▸ **GIVEN EXERCISE**: Exactly as written, please set down all of the entries again, with no pictures.

▸ **EXCERPTED DATA**:
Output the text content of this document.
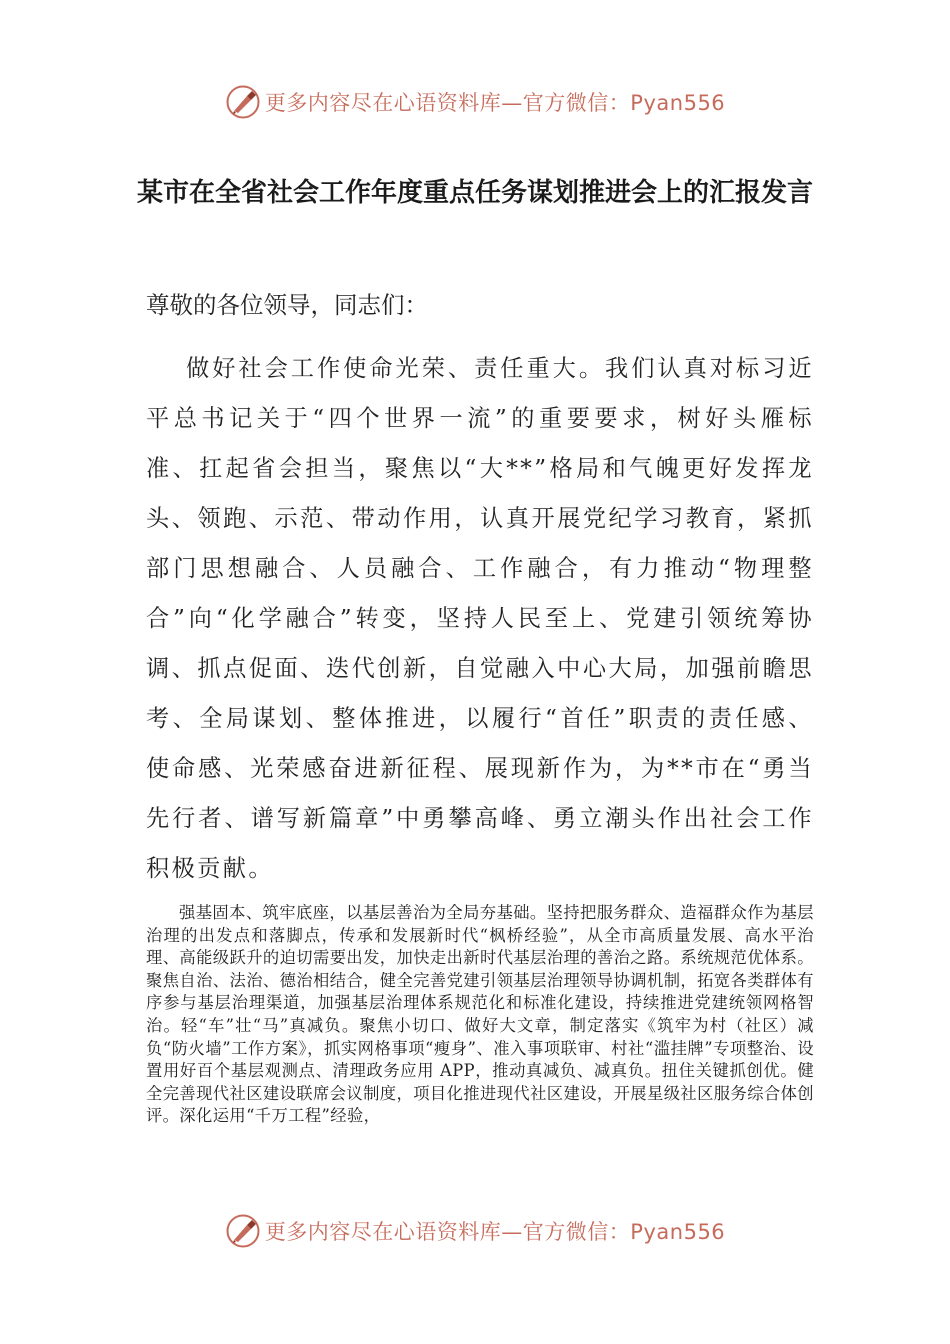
更多内容尽在心语资料库—官方微信：Pyan556
某市在全省社会工作年度重点任务谋划推进会上的汇报发言

尊敬的各位领导，同志们：

做好社会工作使命光荣、责任重大。我们认真对标习近平总书记关于“四个世界一流”的重要要求，树好头雁标准、扛起省会担当，聚焦以“大**”格局和气魄更好发挥龙头、领跑、示范、带动作用，认真开展党纪学习教育，紧抓部门思想融合、人员融合、工作融合，有力推动“物理整合”向“化学融合”转变，坚持人民至上、党建引领统筹协调、抓点促面、迭代创新，自觉融入中心大局，加强前瞻思考、全局谋划、整体推进，以履行“首任”职责的责任感、使命感、光荣感奋进新征程、展现新作为，为**市在“勇当先行者、谱写新篇章”中勇攀高峰、勇立潮头作出社会工作积极贡献。

强基固本、筑牢底座，以基层善治为全局夯基础。坚持把服务群众、造福群众作为基层治理的出发点和落脚点，传承和发展新时代“枫桥经验”，从全市高质量发展、高水平治理、高能级跃升的迫切需要出发，加快走出新时代基层治理的善治之路。系统规范优体系。聚焦自治、法治、德治相结合，健全完善党建引领基层治理领导协调机制，拓宽各类群体有序参与基层治理渠道，加强基层治理体系规范化和标准化建设，持续推进党建统领网格智治。轻“车”壮“马”真减负。聚焦小切口、做好大文章，制定落实《筑牢为村（社区）减负“防火墙”工作方案》，抓实网格事项“瘦身”、准入事项联审、村社“滥挂牌”专项整治、设置用好百个基层观测点、清理政务应用 APP，推动真减负、减真负。扭住关键抓创优。健全完善现代社区建设联席会议制度，项目化推进现代社区建设，开展星级社区服务综合体创评。深化运用“千万工程”经验，

更多内容尽在心语资料库—官方微信：Pyan556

▸ **CORRECT RESPONSE**:
Output the text content of this document.
更多内容尽在心语资料库—官方微信：Pyan556
某市在全省社会工作年度重点任务谋划推进会上的汇报发言

尊敬的各位领导，同志们：

做好社会工作使命光荣、责任重大。我们认真对标习近平总书记关于“四个世界一流”的重要要求，树好头雁标准、扛起省会担当，聚焦以“大**”格局和气魄更好发挥龙头、领跑、示范、带动作用，认真开展党纪学习教育，紧抓部门思想融合、人员融合、工作融合，有力推动“物理整合”向“化学融合”转变，坚持人民至上、党建引领统筹协调、抓点促面、迭代创新，自觉融入中心大局，加强前瞻思考、全局谋划、整体推进，以履行“首任”职责的责任感、使命感、光荣感奋进新征程、展现新作为，为**市在“勇当先行者、谱写新篇章”中勇攀高峰、勇立潮头作出社会工作积极贡献。

强基固本、筑牢底座，以基层善治为全局夯基础。坚持把服务群众、造福群众作为基层治理的出发点和落脚点，传承和发展新时代“枫桥经验”，从全市高质量发展、高水平治理、高能级跃升的迫切需要出发，加快走出新时代基层治理的善治之路。系统规范优体系。聚焦自治、法治、德治相结合，健全完善党建引领基层治理领导协调机制，拓宽各类群体有序参与基层治理渠道，加强基层治理体系规范化和标准化建设，持续推进党建统领网格智治。轻“车”壮“马”真减负。聚焦小切口、做好大文章，制定落实《筑牢为村（社区）减负“防火墙”工作方案》，抓实网格事项“瘦身”、准入事项联审、村社“滥挂牌”专项整治、设置用好百个基层观测点、清理政务应用 APP，推动真减负、减真负。扭住关键抓创优。健全完善现代社区建设联席会议制度，项目化推进现代社区建设，开展星级社区服务综合体创评。深化运用“千万工程”经验，

更多内容尽在心语资料库—官方微信：Pyan556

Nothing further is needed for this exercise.